• WHAT IS NEEDED
Reading the listing below, count the lines that contain the word "clipboard" and give that count alone.

───── SOURCE MATERIAL

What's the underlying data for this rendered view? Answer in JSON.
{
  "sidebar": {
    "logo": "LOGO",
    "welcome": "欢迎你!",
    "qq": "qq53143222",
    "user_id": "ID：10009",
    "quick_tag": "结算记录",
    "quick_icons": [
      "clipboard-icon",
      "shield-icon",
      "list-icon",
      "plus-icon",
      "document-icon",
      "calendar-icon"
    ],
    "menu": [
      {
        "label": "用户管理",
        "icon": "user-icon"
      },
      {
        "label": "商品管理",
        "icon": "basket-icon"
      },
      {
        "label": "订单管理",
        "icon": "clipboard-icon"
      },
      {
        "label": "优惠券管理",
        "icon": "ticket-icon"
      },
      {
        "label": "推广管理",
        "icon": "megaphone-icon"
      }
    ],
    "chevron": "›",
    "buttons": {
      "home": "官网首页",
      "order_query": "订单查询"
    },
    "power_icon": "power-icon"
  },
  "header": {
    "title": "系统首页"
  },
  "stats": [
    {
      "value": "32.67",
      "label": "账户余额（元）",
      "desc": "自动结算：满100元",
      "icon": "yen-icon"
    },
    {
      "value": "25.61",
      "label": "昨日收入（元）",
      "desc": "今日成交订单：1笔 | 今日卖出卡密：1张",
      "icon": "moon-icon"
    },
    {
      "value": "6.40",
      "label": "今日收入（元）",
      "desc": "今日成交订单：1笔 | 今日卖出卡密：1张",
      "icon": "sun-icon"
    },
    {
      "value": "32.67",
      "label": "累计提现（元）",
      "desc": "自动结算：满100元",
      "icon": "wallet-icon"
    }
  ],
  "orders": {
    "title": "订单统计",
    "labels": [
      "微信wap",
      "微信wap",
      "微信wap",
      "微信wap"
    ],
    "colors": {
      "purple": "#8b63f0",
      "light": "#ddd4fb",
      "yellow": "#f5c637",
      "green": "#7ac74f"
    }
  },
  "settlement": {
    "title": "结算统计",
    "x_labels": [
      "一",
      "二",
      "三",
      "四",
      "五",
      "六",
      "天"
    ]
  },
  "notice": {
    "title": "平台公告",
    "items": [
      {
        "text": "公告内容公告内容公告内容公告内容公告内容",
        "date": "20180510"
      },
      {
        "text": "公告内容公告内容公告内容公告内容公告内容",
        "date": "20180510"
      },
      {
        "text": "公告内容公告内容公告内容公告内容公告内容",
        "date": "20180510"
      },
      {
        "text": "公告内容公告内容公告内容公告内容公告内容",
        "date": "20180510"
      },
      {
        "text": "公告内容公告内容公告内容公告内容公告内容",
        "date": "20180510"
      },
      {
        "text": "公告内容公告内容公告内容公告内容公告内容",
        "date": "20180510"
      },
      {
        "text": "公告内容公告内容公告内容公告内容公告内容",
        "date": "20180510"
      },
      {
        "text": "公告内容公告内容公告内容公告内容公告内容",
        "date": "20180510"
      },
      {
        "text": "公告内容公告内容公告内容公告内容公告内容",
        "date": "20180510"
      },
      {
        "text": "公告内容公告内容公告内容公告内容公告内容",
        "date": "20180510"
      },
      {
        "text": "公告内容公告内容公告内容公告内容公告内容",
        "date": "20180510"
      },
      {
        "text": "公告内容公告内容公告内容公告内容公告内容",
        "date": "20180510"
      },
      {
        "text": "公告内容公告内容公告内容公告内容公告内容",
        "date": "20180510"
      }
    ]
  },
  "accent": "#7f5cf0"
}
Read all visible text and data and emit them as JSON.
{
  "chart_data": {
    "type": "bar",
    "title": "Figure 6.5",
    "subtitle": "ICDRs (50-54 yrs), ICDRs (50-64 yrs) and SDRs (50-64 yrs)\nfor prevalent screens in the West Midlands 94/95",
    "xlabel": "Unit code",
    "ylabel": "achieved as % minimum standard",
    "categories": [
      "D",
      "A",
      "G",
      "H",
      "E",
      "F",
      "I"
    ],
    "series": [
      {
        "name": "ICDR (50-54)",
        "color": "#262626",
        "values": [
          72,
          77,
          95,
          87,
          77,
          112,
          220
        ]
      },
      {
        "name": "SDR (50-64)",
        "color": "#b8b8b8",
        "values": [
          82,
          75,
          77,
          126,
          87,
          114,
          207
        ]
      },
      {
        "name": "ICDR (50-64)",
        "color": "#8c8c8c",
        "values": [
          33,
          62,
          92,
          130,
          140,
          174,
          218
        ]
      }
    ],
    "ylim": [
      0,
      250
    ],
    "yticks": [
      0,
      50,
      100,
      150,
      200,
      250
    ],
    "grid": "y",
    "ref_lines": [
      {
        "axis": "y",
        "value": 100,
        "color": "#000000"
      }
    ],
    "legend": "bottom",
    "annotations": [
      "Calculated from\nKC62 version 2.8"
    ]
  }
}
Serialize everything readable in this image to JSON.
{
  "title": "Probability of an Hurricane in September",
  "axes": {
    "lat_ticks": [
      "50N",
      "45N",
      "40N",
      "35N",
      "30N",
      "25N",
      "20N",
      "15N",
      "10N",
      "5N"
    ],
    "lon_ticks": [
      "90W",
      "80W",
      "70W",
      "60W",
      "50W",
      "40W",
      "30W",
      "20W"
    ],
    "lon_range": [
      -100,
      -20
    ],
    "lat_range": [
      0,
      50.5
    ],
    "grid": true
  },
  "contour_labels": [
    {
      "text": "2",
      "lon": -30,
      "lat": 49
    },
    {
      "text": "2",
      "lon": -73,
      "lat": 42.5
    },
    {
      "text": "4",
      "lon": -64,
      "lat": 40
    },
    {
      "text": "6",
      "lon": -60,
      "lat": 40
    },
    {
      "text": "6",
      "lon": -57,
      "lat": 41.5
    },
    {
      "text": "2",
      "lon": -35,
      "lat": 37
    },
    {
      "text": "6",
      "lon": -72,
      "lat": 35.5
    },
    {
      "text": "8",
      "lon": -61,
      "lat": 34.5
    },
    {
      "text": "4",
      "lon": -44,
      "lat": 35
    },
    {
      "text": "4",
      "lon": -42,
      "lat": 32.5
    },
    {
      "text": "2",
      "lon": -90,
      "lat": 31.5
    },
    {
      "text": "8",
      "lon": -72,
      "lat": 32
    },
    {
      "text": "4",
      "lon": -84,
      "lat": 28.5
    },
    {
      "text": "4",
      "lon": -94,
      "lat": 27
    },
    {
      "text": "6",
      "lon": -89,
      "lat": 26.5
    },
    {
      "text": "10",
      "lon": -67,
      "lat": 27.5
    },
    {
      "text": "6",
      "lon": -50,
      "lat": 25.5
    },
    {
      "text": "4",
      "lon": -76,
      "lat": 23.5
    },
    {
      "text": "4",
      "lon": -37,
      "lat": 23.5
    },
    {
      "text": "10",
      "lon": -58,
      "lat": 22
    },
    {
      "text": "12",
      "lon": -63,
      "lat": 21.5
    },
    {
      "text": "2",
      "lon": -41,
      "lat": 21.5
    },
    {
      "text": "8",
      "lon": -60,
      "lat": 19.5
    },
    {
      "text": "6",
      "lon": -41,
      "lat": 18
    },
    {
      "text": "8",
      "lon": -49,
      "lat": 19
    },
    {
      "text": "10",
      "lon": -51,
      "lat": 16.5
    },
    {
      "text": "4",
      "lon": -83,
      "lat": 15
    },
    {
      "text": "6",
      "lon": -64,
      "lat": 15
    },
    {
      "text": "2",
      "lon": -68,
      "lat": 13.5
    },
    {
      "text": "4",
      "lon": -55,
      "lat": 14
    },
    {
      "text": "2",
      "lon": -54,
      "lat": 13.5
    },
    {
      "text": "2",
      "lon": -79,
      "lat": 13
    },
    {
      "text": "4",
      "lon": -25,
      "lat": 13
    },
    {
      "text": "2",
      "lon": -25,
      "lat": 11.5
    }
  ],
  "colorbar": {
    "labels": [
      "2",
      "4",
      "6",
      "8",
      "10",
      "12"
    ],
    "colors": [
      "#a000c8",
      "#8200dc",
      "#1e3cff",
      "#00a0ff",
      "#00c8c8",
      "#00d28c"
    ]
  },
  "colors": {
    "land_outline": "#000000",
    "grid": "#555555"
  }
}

──────────
───── SOURCE MATERIAL

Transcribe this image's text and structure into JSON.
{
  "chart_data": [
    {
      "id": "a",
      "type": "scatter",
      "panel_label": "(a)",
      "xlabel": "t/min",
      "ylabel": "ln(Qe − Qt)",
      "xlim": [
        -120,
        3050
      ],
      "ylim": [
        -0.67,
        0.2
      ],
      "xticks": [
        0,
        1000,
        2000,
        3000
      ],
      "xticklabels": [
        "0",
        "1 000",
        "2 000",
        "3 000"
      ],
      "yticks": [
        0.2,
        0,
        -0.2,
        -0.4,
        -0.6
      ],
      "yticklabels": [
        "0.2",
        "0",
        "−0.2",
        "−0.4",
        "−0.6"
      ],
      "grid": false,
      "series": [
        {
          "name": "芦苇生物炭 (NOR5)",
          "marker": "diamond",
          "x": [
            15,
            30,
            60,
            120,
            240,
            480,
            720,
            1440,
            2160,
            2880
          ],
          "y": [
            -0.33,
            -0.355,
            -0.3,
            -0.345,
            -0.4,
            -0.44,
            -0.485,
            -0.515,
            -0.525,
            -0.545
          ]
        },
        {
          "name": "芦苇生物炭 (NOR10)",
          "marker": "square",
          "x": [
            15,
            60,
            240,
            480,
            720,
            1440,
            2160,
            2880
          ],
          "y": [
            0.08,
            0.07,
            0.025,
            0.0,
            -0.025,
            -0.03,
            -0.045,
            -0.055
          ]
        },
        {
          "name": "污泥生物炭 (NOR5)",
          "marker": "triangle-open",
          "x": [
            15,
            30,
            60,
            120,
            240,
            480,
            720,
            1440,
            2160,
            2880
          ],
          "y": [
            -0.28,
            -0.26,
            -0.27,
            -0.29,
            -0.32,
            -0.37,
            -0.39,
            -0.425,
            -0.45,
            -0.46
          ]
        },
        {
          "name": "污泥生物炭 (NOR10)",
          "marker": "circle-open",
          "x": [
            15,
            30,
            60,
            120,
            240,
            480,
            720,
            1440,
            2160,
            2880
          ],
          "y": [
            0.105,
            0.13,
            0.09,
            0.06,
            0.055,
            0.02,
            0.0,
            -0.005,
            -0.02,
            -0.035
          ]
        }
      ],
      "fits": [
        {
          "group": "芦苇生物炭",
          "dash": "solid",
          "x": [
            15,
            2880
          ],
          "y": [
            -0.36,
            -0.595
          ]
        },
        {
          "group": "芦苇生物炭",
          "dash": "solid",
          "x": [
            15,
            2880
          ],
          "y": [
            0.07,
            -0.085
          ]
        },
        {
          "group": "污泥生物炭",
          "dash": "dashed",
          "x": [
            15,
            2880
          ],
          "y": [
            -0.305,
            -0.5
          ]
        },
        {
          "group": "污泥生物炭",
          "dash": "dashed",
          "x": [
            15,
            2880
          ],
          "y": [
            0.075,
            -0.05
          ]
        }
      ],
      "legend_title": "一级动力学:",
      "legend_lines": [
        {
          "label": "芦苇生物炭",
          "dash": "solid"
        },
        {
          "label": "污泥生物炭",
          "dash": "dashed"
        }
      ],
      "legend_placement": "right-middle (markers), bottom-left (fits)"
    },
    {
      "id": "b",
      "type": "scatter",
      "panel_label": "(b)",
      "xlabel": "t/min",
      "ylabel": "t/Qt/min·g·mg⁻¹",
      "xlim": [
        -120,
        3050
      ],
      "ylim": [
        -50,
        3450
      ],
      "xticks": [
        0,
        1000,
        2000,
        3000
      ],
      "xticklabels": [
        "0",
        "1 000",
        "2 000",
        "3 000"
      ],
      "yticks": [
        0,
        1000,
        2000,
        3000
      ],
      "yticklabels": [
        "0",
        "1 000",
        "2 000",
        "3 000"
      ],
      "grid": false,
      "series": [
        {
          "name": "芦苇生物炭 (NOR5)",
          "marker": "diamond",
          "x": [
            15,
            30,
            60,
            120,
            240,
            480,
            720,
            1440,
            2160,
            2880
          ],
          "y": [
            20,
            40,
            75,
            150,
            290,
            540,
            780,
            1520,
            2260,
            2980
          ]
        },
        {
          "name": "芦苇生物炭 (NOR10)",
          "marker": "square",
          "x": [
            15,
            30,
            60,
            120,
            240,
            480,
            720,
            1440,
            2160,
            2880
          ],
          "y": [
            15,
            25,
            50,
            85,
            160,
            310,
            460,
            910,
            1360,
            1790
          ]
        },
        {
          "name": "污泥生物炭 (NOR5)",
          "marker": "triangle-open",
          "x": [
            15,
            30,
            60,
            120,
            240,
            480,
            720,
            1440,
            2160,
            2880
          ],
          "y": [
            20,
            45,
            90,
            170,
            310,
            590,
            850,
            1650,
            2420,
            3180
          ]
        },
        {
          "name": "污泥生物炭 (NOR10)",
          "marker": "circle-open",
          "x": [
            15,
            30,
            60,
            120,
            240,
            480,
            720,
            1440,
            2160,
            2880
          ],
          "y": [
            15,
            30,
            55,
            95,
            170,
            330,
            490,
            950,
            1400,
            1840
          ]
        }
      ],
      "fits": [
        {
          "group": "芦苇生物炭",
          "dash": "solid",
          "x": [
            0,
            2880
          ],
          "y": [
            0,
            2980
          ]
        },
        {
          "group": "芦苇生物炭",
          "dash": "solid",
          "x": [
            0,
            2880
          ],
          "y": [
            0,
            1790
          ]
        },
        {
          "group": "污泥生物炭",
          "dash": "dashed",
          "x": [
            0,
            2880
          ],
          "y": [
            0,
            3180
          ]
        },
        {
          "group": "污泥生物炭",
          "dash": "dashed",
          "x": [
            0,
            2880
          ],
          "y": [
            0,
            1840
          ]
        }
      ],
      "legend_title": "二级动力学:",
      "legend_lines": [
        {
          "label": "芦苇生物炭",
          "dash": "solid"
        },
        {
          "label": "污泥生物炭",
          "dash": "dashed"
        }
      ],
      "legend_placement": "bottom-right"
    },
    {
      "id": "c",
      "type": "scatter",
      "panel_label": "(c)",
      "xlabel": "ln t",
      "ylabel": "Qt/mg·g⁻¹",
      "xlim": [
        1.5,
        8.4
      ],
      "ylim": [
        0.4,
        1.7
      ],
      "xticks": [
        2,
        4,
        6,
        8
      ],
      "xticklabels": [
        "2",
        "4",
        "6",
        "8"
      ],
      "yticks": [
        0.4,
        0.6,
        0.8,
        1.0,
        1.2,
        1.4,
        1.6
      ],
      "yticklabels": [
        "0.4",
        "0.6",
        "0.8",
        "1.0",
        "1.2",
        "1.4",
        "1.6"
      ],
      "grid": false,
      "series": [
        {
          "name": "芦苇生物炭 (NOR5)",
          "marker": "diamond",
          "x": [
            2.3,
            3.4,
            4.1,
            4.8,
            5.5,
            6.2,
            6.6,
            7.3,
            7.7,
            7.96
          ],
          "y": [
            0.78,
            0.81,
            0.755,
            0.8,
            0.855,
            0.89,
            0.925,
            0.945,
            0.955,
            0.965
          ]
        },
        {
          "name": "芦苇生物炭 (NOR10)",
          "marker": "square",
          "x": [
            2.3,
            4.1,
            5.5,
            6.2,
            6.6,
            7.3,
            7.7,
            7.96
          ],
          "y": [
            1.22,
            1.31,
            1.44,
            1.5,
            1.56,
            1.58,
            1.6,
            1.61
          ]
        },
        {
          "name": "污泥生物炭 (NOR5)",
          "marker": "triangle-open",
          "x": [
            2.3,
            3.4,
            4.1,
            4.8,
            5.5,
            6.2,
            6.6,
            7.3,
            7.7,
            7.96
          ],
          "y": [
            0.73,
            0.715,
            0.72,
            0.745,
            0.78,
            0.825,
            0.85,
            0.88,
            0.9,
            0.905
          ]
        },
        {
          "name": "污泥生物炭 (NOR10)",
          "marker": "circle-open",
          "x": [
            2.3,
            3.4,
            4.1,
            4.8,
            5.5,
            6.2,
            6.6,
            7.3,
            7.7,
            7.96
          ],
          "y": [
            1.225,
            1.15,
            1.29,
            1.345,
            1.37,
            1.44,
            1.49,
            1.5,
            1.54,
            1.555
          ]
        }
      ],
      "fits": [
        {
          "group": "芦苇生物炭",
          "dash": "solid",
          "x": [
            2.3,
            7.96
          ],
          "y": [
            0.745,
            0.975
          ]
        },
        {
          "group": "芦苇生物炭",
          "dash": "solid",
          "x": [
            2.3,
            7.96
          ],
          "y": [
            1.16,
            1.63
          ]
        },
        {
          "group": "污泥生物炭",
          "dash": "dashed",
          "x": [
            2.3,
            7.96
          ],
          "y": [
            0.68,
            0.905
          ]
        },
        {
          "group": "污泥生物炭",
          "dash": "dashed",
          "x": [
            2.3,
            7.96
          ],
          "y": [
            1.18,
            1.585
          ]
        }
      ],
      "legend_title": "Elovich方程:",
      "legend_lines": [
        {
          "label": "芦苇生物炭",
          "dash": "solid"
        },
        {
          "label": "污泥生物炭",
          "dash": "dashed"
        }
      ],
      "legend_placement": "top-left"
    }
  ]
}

──────────

• FINISHED EXERCISE
2